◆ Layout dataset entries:
###
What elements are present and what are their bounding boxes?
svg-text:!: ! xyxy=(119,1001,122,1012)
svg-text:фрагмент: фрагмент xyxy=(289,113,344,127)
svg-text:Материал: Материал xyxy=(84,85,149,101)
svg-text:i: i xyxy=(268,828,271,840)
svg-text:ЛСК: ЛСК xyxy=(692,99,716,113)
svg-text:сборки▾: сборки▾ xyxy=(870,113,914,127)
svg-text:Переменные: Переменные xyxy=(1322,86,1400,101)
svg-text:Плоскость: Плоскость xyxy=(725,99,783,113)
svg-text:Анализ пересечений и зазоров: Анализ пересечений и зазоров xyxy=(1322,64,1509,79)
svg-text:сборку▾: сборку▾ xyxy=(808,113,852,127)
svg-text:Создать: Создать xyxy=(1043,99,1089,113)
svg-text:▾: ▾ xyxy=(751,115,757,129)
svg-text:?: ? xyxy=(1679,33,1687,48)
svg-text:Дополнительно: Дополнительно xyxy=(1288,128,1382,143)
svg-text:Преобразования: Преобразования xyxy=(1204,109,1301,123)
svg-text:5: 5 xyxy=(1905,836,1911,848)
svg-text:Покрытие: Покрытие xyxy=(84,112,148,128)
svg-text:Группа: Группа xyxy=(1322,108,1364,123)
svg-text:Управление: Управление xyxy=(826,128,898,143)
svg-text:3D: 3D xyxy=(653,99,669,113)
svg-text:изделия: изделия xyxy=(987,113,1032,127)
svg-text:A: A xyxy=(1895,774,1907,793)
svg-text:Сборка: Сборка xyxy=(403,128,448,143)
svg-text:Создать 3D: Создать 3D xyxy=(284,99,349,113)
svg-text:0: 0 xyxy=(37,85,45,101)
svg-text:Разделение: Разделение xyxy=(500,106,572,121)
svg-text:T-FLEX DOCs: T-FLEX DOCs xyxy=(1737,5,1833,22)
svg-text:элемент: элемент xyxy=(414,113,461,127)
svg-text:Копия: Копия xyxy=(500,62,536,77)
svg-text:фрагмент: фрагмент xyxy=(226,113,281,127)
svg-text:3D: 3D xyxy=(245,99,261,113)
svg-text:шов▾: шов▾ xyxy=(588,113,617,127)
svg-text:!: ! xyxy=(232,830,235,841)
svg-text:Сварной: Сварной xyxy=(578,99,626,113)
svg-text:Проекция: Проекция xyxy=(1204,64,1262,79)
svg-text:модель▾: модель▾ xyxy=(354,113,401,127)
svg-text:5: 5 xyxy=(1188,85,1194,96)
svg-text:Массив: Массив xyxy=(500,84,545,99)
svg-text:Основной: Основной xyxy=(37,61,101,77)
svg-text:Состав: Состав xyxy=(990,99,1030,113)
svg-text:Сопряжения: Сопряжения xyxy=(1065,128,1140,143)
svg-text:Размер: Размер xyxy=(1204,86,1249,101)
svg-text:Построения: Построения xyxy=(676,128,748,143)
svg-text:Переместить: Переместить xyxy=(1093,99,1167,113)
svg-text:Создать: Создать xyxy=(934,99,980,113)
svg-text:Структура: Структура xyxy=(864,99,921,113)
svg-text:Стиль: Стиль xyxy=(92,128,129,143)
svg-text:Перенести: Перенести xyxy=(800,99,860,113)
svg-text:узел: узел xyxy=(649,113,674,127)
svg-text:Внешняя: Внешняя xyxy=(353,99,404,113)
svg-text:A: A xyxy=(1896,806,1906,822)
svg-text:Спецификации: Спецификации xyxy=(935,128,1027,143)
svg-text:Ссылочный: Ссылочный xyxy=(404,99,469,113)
###
◆ STATED TASK: Rewrite the rows above, putting "компонент" wherever "фрагмент" appears and leaving every other character as it is.

◆ RESULT:
What elements are present and what are their bounding boxes?
svg-text:!: ! xyxy=(119,1001,122,1012)
svg-text:компонент: компонент xyxy=(289,113,344,127)
svg-text:Материал: Материал xyxy=(84,85,149,101)
svg-text:i: i xyxy=(268,828,271,840)
svg-text:ЛСК: ЛСК xyxy=(692,99,716,113)
svg-text:сборки▾: сборки▾ xyxy=(870,113,914,127)
svg-text:Переменные: Переменные xyxy=(1322,86,1400,101)
svg-text:Плоскость: Плоскость xyxy=(725,99,783,113)
svg-text:Анализ пересечений и зазоров: Анализ пересечений и зазоров xyxy=(1322,64,1509,79)
svg-text:сборку▾: сборку▾ xyxy=(808,113,852,127)
svg-text:Создать: Создать xyxy=(1043,99,1089,113)
svg-text:▾: ▾ xyxy=(751,115,757,129)
svg-text:?: ? xyxy=(1679,33,1687,48)
svg-text:Дополнительно: Дополнительно xyxy=(1288,128,1382,143)
svg-text:Преобразования: Преобразования xyxy=(1204,109,1301,123)
svg-text:5: 5 xyxy=(1905,836,1911,848)
svg-text:Покрытие: Покрытие xyxy=(84,112,148,128)
svg-text:Группа: Группа xyxy=(1322,108,1364,123)
svg-text:Управление: Управление xyxy=(826,128,898,143)
svg-text:3D: 3D xyxy=(653,99,669,113)
svg-text:изделия: изделия xyxy=(987,113,1032,127)
svg-text:A: A xyxy=(1895,774,1907,793)
svg-text:Сборка: Сборка xyxy=(403,128,448,143)
svg-text:Создать 3D: Создать 3D xyxy=(284,99,349,113)
svg-text:0: 0 xyxy=(37,85,45,101)
svg-text:Разделение: Разделение xyxy=(500,106,572,121)
svg-text:T-FLEX DOCs: T-FLEX DOCs xyxy=(1737,5,1833,22)
svg-text:элемент: элемент xyxy=(414,113,461,127)
svg-text:Копия: Копия xyxy=(500,62,536,77)
svg-text:компонент: компонент xyxy=(226,113,281,127)
svg-text:3D: 3D xyxy=(245,99,261,113)
svg-text:шов▾: шов▾ xyxy=(588,113,617,127)
svg-text:!: ! xyxy=(232,830,235,841)
svg-text:Сварной: Сварной xyxy=(578,99,626,113)
svg-text:Проекция: Проекция xyxy=(1204,64,1262,79)
svg-text:модель▾: модель▾ xyxy=(354,113,401,127)
svg-text:5: 5 xyxy=(1188,85,1194,96)
svg-text:Массив: Массив xyxy=(500,84,545,99)
svg-text:Основной: Основной xyxy=(37,61,101,77)
svg-text:Состав: Состав xyxy=(990,99,1030,113)
svg-text:Сопряжения: Сопряжения xyxy=(1065,128,1140,143)
svg-text:Размер: Размер xyxy=(1204,86,1249,101)
svg-text:Построения: Построения xyxy=(676,128,748,143)
svg-text:Переместить: Переместить xyxy=(1093,99,1167,113)
svg-text:Создать: Создать xyxy=(934,99,980,113)
svg-text:Структура: Структура xyxy=(864,99,921,113)
svg-text:Стиль: Стиль xyxy=(92,128,129,143)
svg-text:Перенести: Перенести xyxy=(800,99,860,113)
svg-text:узел: узел xyxy=(649,113,674,127)
svg-text:Внешняя: Внешняя xyxy=(353,99,404,113)
svg-text:A: A xyxy=(1896,806,1906,822)
svg-text:Спецификации: Спецификации xyxy=(935,128,1027,143)
svg-text:Ссылочный: Ссылочный xyxy=(404,99,469,113)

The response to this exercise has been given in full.